— START Dataset rows —

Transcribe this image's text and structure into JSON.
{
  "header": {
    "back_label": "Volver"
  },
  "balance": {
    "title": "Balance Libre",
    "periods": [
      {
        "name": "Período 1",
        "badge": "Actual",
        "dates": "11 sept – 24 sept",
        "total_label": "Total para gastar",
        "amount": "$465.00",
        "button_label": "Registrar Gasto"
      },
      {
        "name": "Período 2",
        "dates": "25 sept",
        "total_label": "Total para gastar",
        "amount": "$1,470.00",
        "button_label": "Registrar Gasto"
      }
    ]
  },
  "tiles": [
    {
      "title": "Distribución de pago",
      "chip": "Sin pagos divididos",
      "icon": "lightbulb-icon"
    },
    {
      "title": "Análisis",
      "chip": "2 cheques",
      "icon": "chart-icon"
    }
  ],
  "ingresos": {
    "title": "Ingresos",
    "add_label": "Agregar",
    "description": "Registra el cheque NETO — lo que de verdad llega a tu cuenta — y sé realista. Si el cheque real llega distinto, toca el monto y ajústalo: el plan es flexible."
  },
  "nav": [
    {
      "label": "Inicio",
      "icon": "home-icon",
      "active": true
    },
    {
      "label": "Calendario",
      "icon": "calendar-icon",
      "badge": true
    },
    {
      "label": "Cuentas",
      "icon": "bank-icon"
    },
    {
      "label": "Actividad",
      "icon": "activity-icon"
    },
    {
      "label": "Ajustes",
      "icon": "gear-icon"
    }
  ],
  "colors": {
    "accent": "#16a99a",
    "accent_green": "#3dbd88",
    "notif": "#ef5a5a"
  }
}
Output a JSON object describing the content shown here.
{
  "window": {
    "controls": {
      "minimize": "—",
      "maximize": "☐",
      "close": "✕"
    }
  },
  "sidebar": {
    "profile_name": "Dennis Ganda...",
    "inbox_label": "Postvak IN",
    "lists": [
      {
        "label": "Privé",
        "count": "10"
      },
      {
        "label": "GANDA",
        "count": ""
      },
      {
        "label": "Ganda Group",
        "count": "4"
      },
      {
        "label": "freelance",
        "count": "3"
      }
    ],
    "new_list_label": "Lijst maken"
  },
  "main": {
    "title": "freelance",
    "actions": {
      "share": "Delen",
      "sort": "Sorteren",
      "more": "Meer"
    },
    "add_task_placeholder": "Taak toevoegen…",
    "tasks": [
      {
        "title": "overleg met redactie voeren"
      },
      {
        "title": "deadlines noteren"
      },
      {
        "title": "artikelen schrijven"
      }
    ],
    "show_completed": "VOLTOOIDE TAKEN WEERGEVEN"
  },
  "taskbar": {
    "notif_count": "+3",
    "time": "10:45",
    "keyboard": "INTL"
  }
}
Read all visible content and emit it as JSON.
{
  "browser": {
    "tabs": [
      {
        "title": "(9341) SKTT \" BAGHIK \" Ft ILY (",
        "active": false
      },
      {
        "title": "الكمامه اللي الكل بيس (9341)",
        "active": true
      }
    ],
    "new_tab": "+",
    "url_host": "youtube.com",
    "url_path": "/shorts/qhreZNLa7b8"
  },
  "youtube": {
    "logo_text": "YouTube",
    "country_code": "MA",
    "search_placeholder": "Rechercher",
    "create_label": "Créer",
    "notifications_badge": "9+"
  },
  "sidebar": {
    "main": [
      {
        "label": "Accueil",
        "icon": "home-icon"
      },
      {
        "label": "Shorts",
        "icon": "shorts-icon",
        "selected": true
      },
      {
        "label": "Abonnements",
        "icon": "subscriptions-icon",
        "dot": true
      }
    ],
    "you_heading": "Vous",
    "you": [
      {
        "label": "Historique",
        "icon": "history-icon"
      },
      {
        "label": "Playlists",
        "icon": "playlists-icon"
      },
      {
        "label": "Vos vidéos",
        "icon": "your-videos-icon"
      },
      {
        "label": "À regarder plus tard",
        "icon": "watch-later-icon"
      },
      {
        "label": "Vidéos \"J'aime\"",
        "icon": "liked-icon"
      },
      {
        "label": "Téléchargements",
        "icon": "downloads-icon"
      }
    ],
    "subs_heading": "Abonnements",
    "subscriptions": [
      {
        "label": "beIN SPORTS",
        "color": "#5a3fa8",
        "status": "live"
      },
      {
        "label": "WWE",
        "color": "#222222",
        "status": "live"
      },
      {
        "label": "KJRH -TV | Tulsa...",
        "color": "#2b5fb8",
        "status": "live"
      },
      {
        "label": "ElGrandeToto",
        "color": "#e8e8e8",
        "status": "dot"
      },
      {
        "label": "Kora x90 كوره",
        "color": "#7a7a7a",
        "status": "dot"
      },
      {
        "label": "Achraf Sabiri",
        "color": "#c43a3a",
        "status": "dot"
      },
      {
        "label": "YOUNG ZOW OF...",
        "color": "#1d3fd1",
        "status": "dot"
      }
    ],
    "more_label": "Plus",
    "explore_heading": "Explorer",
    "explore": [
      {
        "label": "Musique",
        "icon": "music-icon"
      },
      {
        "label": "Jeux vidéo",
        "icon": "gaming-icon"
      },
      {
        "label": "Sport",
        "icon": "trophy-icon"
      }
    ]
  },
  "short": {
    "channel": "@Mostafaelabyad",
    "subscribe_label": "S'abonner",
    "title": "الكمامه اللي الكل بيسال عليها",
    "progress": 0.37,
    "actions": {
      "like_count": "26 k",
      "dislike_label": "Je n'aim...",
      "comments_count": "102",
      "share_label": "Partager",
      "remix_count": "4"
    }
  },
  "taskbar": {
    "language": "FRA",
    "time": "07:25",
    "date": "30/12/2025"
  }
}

— END Dataset rows —

--- The task ---
Your task is to quote the listing above word for word.

--- The completed task ---
Transcribe this image's text and structure into JSON.
{
  "header": {
    "back_label": "Volver"
  },
  "balance": {
    "title": "Balance Libre",
    "periods": [
      {
        "name": "Período 1",
        "badge": "Actual",
        "dates": "11 sept – 24 sept",
        "total_label": "Total para gastar",
        "amount": "$465.00",
        "button_label": "Registrar Gasto"
      },
      {
        "name": "Período 2",
        "dates": "25 sept",
        "total_label": "Total para gastar",
        "amount": "$1,470.00",
        "button_label": "Registrar Gasto"
      }
    ]
  },
  "tiles": [
    {
      "title": "Distribución de pago",
      "chip": "Sin pagos divididos",
      "icon": "lightbulb-icon"
    },
    {
      "title": "Análisis",
      "chip": "2 cheques",
      "icon": "chart-icon"
    }
  ],
  "ingresos": {
    "title": "Ingresos",
    "add_label": "Agregar",
    "description": "Registra el cheque NETO — lo que de verdad llega a tu cuenta — y sé realista. Si el cheque real llega distinto, toca el monto y ajústalo: el plan es flexible."
  },
  "nav": [
    {
      "label": "Inicio",
      "icon": "home-icon",
      "active": true
    },
    {
      "label": "Calendario",
      "icon": "calendar-icon",
      "badge": true
    },
    {
      "label": "Cuentas",
      "icon": "bank-icon"
    },
    {
      "label": "Actividad",
      "icon": "activity-icon"
    },
    {
      "label": "Ajustes",
      "icon": "gear-icon"
    }
  ],
  "colors": {
    "accent": "#16a99a",
    "accent_green": "#3dbd88",
    "notif": "#ef5a5a"
  }
}
Output a JSON object describing the content shown here.
{
  "window": {
    "controls": {
      "minimize": "—",
      "maximize": "☐",
      "close": "✕"
    }
  },
  "sidebar": {
    "profile_name": "Dennis Ganda...",
    "inbox_label": "Postvak IN",
    "lists": [
      {
        "label": "Privé",
        "count": "10"
      },
      {
        "label": "GANDA",
        "count": ""
      },
      {
        "label": "Ganda Group",
        "count": "4"
      },
      {
        "label": "freelance",
        "count": "3"
      }
    ],
    "new_list_label": "Lijst maken"
  },
  "main": {
    "title": "freelance",
    "actions": {
      "share": "Delen",
      "sort": "Sorteren",
      "more": "Meer"
    },
    "add_task_placeholder": "Taak toevoegen…",
    "tasks": [
      {
        "title": "overleg met redactie voeren"
      },
      {
        "title": "deadlines noteren"
      },
      {
        "title": "artikelen schrijven"
      }
    ],
    "show_completed": "VOLTOOIDE TAKEN WEERGEVEN"
  },
  "taskbar": {
    "notif_count": "+3",
    "time": "10:45",
    "keyboard": "INTL"
  }
}
Read all visible content and emit it as JSON.
{
  "browser": {
    "tabs": [
      {
        "title": "(9341) SKTT \" BAGHIK \" Ft ILY (",
        "active": false
      },
      {
        "title": "الكمامه اللي الكل بيس (9341)",
        "active": true
      }
    ],
    "new_tab": "+",
    "url_host": "youtube.com",
    "url_path": "/shorts/qhreZNLa7b8"
  },
  "youtube": {
    "logo_text": "YouTube",
    "country_code": "MA",
    "search_placeholder": "Rechercher",
    "create_label": "Créer",
    "notifications_badge": "9+"
  },
  "sidebar": {
    "main": [
      {
        "label": "Accueil",
        "icon": "home-icon"
      },
      {
        "label": "Shorts",
        "icon": "shorts-icon",
        "selected": true
      },
      {
        "label": "Abonnements",
        "icon": "subscriptions-icon",
        "dot": true
      }
    ],
    "you_heading": "Vous",
    "you": [
      {
        "label": "Historique",
        "icon": "history-icon"
      },
      {
        "label": "Playlists",
        "icon": "playlists-icon"
      },
      {
        "label": "Vos vidéos",
        "icon": "your-videos-icon"
      },
      {
        "label": "À regarder plus tard",
        "icon": "watch-later-icon"
      },
      {
        "label": "Vidéos \"J'aime\"",
        "icon": "liked-icon"
      },
      {
        "label": "Téléchargements",
        "icon": "downloads-icon"
      }
    ],
    "subs_heading": "Abonnements",
    "subscriptions": [
      {
        "label": "beIN SPORTS",
        "color": "#5a3fa8",
        "status": "live"
      },
      {
        "label": "WWE",
        "color": "#222222",
        "status": "live"
      },
      {
        "label": "KJRH -TV | Tulsa...",
        "color": "#2b5fb8",
        "status": "live"
      },
      {
        "label": "ElGrandeToto",
        "color": "#e8e8e8",
        "status": "dot"
      },
      {
        "label": "Kora x90 كوره",
        "color": "#7a7a7a",
        "status": "dot"
      },
      {
        "label": "Achraf Sabiri",
        "color": "#c43a3a",
        "status": "dot"
      },
      {
        "label": "YOUNG ZOW OF...",
        "color": "#1d3fd1",
        "status": "dot"
      }
    ],
    "more_label": "Plus",
    "explore_heading": "Explorer",
    "explore": [
      {
        "label": "Musique",
        "icon": "music-icon"
      },
      {
        "label": "Jeux vidéo",
        "icon": "gaming-icon"
      },
      {
        "label": "Sport",
        "icon": "trophy-icon"
      }
    ]
  },
  "short": {
    "channel": "@Mostafaelabyad",
    "subscribe_label": "S'abonner",
    "title": "الكمامه اللي الكل بيسال عليها",
    "progress": 0.37,
    "actions": {
      "like_count": "26 k",
      "dislike_label": "Je n'aim...",
      "comments_count": "102",
      "share_label": "Partager",
      "remix_count": "4"
    }
  },
  "taskbar": {
    "language": "FRA",
    "time": "07:25",
    "date": "30/12/2025"
  }
}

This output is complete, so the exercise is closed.